◆ **Exercise task**
Retype every entry exactly, character for character.

[Begin]

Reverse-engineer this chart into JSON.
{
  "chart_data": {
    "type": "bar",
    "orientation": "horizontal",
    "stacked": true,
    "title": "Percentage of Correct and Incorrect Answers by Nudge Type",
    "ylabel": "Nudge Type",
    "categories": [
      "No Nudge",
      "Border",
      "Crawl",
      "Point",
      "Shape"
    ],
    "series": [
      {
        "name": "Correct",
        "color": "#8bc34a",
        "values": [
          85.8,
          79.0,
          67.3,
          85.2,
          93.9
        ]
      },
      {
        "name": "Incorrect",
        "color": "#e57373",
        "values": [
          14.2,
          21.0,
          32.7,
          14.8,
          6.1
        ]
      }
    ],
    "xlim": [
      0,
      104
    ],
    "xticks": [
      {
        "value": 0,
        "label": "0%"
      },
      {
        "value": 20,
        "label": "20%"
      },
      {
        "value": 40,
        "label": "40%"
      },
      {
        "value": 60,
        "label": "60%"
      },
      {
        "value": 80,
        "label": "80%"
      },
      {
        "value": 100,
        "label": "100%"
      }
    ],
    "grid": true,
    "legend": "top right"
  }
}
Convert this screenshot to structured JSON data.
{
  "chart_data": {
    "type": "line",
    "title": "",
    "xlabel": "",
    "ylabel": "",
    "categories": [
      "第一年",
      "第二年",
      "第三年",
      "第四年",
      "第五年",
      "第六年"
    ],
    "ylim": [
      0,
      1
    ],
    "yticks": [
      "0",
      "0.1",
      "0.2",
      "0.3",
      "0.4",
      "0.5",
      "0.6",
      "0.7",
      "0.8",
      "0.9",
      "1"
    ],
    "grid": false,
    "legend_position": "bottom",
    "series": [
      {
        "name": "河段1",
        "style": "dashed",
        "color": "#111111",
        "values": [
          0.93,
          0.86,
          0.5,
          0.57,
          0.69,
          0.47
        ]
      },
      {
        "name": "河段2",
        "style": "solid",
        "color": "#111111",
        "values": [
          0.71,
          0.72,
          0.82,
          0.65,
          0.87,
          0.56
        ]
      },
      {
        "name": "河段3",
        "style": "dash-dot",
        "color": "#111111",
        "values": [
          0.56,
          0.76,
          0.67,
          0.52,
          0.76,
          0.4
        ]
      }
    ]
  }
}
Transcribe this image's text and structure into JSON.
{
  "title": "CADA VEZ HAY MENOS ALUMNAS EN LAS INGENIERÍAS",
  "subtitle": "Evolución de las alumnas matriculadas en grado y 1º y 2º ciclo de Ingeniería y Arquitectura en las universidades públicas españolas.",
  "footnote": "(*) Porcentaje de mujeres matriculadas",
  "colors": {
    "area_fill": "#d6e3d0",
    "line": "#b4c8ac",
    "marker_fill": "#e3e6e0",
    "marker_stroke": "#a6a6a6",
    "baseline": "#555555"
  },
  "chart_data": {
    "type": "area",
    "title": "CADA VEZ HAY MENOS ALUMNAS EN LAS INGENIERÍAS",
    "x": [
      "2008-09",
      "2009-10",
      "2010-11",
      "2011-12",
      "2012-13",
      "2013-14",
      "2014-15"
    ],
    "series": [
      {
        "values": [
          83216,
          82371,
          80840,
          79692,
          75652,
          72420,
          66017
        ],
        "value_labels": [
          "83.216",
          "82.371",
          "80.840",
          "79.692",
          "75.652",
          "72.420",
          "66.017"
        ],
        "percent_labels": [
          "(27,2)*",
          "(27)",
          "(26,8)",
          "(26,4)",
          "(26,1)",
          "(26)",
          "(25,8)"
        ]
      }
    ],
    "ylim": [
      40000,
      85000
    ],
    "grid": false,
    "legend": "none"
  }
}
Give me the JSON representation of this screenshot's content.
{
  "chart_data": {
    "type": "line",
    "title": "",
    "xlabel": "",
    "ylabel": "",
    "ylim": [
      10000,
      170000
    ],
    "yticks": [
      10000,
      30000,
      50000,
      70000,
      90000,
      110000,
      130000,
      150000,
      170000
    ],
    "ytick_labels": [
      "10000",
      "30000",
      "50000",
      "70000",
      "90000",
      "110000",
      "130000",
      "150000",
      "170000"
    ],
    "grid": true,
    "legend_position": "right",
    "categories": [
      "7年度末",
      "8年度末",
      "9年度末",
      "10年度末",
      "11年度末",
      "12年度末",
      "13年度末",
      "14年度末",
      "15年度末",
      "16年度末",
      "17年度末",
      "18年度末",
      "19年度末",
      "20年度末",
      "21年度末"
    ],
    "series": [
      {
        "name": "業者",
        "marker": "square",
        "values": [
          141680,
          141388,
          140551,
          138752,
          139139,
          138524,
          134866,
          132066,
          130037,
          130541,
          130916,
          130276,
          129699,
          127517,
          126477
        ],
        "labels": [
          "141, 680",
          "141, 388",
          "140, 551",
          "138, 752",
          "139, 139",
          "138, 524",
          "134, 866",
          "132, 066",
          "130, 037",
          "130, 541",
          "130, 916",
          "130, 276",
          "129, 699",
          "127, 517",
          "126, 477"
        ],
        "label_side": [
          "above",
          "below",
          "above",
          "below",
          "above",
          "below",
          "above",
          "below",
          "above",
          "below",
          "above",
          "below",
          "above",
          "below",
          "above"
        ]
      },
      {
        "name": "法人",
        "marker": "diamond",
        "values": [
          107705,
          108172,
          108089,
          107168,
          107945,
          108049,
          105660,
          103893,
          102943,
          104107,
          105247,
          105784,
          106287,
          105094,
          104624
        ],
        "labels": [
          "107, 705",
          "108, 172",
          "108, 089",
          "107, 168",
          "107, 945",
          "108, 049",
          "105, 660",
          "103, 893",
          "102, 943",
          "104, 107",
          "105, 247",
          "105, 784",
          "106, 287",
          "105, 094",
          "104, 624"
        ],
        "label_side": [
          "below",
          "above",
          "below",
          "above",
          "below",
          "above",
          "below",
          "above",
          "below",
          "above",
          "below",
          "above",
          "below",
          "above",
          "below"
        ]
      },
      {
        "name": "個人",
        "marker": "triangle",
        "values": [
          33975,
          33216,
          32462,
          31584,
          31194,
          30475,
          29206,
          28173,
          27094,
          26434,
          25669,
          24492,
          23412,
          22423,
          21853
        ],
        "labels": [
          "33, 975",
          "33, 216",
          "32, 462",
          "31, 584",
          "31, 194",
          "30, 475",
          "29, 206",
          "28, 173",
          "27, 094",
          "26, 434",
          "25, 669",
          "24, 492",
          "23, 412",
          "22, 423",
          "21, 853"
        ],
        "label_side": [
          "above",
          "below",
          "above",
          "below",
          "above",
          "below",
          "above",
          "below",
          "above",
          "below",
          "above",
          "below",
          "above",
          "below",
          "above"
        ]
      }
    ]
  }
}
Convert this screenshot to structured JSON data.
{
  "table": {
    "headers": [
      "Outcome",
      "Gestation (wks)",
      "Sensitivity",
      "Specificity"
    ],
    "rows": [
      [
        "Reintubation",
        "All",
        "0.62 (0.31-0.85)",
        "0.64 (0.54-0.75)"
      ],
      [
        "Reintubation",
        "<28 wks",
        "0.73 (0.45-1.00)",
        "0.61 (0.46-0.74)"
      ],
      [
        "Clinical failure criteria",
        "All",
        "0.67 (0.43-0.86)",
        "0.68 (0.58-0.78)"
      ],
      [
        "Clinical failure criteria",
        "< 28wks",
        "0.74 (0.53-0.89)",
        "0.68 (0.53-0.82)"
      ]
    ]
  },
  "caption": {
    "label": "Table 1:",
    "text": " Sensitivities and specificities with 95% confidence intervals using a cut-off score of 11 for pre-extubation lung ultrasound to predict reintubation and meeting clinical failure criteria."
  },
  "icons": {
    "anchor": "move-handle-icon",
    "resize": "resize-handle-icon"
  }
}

[End]

◆ **Result**
Reverse-engineer this chart into JSON.
{
  "chart_data": {
    "type": "bar",
    "orientation": "horizontal",
    "stacked": true,
    "title": "Percentage of Correct and Incorrect Answers by Nudge Type",
    "ylabel": "Nudge Type",
    "categories": [
      "No Nudge",
      "Border",
      "Crawl",
      "Point",
      "Shape"
    ],
    "series": [
      {
        "name": "Correct",
        "color": "#8bc34a",
        "values": [
          85.8,
          79.0,
          67.3,
          85.2,
          93.9
        ]
      },
      {
        "name": "Incorrect",
        "color": "#e57373",
        "values": [
          14.2,
          21.0,
          32.7,
          14.8,
          6.1
        ]
      }
    ],
    "xlim": [
      0,
      104
    ],
    "xticks": [
      {
        "value": 0,
        "label": "0%"
      },
      {
        "value": 20,
        "label": "20%"
      },
      {
        "value": 40,
        "label": "40%"
      },
      {
        "value": 60,
        "label": "60%"
      },
      {
        "value": 80,
        "label": "80%"
      },
      {
        "value": 100,
        "label": "100%"
      }
    ],
    "grid": true,
    "legend": "top right"
  }
}
Convert this screenshot to structured JSON data.
{
  "chart_data": {
    "type": "line",
    "title": "",
    "xlabel": "",
    "ylabel": "",
    "categories": [
      "第一年",
      "第二年",
      "第三年",
      "第四年",
      "第五年",
      "第六年"
    ],
    "ylim": [
      0,
      1
    ],
    "yticks": [
      "0",
      "0.1",
      "0.2",
      "0.3",
      "0.4",
      "0.5",
      "0.6",
      "0.7",
      "0.8",
      "0.9",
      "1"
    ],
    "grid": false,
    "legend_position": "bottom",
    "series": [
      {
        "name": "河段1",
        "style": "dashed",
        "color": "#111111",
        "values": [
          0.93,
          0.86,
          0.5,
          0.57,
          0.69,
          0.47
        ]
      },
      {
        "name": "河段2",
        "style": "solid",
        "color": "#111111",
        "values": [
          0.71,
          0.72,
          0.82,
          0.65,
          0.87,
          0.56
        ]
      },
      {
        "name": "河段3",
        "style": "dash-dot",
        "color": "#111111",
        "values": [
          0.56,
          0.76,
          0.67,
          0.52,
          0.76,
          0.4
        ]
      }
    ]
  }
}
Transcribe this image's text and structure into JSON.
{
  "title": "CADA VEZ HAY MENOS ALUMNAS EN LAS INGENIERÍAS",
  "subtitle": "Evolución de las alumnas matriculadas en grado y 1º y 2º ciclo de Ingeniería y Arquitectura en las universidades públicas españolas.",
  "footnote": "(*) Porcentaje de mujeres matriculadas",
  "colors": {
    "area_fill": "#d6e3d0",
    "line": "#b4c8ac",
    "marker_fill": "#e3e6e0",
    "marker_stroke": "#a6a6a6",
    "baseline": "#555555"
  },
  "chart_data": {
    "type": "area",
    "title": "CADA VEZ HAY MENOS ALUMNAS EN LAS INGENIERÍAS",
    "x": [
      "2008-09",
      "2009-10",
      "2010-11",
      "2011-12",
      "2012-13",
      "2013-14",
      "2014-15"
    ],
    "series": [
      {
        "values": [
          83216,
          82371,
          80840,
          79692,
          75652,
          72420,
          66017
        ],
        "value_labels": [
          "83.216",
          "82.371",
          "80.840",
          "79.692",
          "75.652",
          "72.420",
          "66.017"
        ],
        "percent_labels": [
          "(27,2)*",
          "(27)",
          "(26,8)",
          "(26,4)",
          "(26,1)",
          "(26)",
          "(25,8)"
        ]
      }
    ],
    "ylim": [
      40000,
      85000
    ],
    "grid": false,
    "legend": "none"
  }
}
Give me the JSON representation of this screenshot's content.
{
  "chart_data": {
    "type": "line",
    "title": "",
    "xlabel": "",
    "ylabel": "",
    "ylim": [
      10000,
      170000
    ],
    "yticks": [
      10000,
      30000,
      50000,
      70000,
      90000,
      110000,
      130000,
      150000,
      170000
    ],
    "ytick_labels": [
      "10000",
      "30000",
      "50000",
      "70000",
      "90000",
      "110000",
      "130000",
      "150000",
      "170000"
    ],
    "grid": true,
    "legend_position": "right",
    "categories": [
      "7年度末",
      "8年度末",
      "9年度末",
      "10年度末",
      "11年度末",
      "12年度末",
      "13年度末",
      "14年度末",
      "15年度末",
      "16年度末",
      "17年度末",
      "18年度末",
      "19年度末",
      "20年度末",
      "21年度末"
    ],
    "series": [
      {
        "name": "業者",
        "marker": "square",
        "values": [
          141680,
          141388,
          140551,
          138752,
          139139,
          138524,
          134866,
          132066,
          130037,
          130541,
          130916,
          130276,
          129699,
          127517,
          126477
        ],
        "labels": [
          "141, 680",
          "141, 388",
          "140, 551",
          "138, 752",
          "139, 139",
          "138, 524",
          "134, 866",
          "132, 066",
          "130, 037",
          "130, 541",
          "130, 916",
          "130, 276",
          "129, 699",
          "127, 517",
          "126, 477"
        ],
        "label_side": [
          "above",
          "below",
          "above",
          "below",
          "above",
          "below",
          "above",
          "below",
          "above",
          "below",
          "above",
          "below",
          "above",
          "below",
          "above"
        ]
      },
      {
        "name": "法人",
        "marker": "diamond",
        "values": [
          107705,
          108172,
          108089,
          107168,
          107945,
          108049,
          105660,
          103893,
          102943,
          104107,
          105247,
          105784,
          106287,
          105094,
          104624
        ],
        "labels": [
          "107, 705",
          "108, 172",
          "108, 089",
          "107, 168",
          "107, 945",
          "108, 049",
          "105, 660",
          "103, 893",
          "102, 943",
          "104, 107",
          "105, 247",
          "105, 784",
          "106, 287",
          "105, 094",
          "104, 624"
        ],
        "label_side": [
          "below",
          "above",
          "below",
          "above",
          "below",
          "above",
          "below",
          "above",
          "below",
          "above",
          "below",
          "above",
          "below",
          "above",
          "below"
        ]
      },
      {
        "name": "個人",
        "marker": "triangle",
        "values": [
          33975,
          33216,
          32462,
          31584,
          31194,
          30475,
          29206,
          28173,
          27094,
          26434,
          25669,
          24492,
          23412,
          22423,
          21853
        ],
        "labels": [
          "33, 975",
          "33, 216",
          "32, 462",
          "31, 584",
          "31, 194",
          "30, 475",
          "29, 206",
          "28, 173",
          "27, 094",
          "26, 434",
          "25, 669",
          "24, 492",
          "23, 412",
          "22, 423",
          "21, 853"
        ],
        "label_side": [
          "above",
          "below",
          "above",
          "below",
          "above",
          "below",
          "above",
          "below",
          "above",
          "below",
          "above",
          "below",
          "above",
          "below",
          "above"
        ]
      }
    ]
  }
}
Convert this screenshot to structured JSON data.
{
  "table": {
    "headers": [
      "Outcome",
      "Gestation (wks)",
      "Sensitivity",
      "Specificity"
    ],
    "rows": [
      [
        "Reintubation",
        "All",
        "0.62 (0.31-0.85)",
        "0.64 (0.54-0.75)"
      ],
      [
        "Reintubation",
        "<28 wks",
        "0.73 (0.45-1.00)",
        "0.61 (0.46-0.74)"
      ],
      [
        "Clinical failure criteria",
        "All",
        "0.67 (0.43-0.86)",
        "0.68 (0.58-0.78)"
      ],
      [
        "Clinical failure criteria",
        "< 28wks",
        "0.74 (0.53-0.89)",
        "0.68 (0.53-0.82)"
      ]
    ]
  },
  "caption": {
    "label": "Table 1:",
    "text": " Sensitivities and specificities with 95% confidence intervals using a cut-off score of 11 for pre-extubation lung ultrasound to predict reintubation and meeting clinical failure criteria."
  },
  "icons": {
    "anchor": "move-handle-icon",
    "resize": "resize-handle-icon"
  }
}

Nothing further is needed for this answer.